- **EXERCISE**:
Give the number of lines in the listing below that include the word "amigo", with nothing more.

- **INPUT RECORDS**:
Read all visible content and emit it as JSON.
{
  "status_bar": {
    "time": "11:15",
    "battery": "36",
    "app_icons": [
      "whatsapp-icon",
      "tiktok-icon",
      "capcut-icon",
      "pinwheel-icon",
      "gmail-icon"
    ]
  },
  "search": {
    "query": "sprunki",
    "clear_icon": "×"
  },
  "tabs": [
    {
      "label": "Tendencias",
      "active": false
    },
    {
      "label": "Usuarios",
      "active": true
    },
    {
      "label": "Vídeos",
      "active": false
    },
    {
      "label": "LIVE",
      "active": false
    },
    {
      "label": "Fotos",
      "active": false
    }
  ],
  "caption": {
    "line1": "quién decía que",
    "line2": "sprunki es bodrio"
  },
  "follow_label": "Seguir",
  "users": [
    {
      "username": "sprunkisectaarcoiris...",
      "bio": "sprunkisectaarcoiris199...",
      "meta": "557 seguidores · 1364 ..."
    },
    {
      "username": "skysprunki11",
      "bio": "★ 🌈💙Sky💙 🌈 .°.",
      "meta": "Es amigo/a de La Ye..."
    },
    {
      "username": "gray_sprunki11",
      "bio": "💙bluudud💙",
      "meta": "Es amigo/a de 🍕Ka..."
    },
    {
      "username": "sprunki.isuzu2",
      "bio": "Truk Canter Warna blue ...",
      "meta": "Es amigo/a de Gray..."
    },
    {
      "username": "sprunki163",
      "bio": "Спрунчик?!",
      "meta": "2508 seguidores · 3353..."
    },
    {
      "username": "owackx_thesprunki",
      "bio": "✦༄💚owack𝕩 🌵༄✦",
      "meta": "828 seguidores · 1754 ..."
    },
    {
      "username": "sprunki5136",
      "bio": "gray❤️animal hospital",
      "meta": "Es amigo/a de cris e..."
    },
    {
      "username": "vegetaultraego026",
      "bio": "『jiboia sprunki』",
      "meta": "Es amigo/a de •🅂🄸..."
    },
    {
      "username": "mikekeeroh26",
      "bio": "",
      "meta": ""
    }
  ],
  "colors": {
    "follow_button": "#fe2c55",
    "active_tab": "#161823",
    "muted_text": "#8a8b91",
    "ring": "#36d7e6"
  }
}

- **EXERCISE RESPONSE**:
5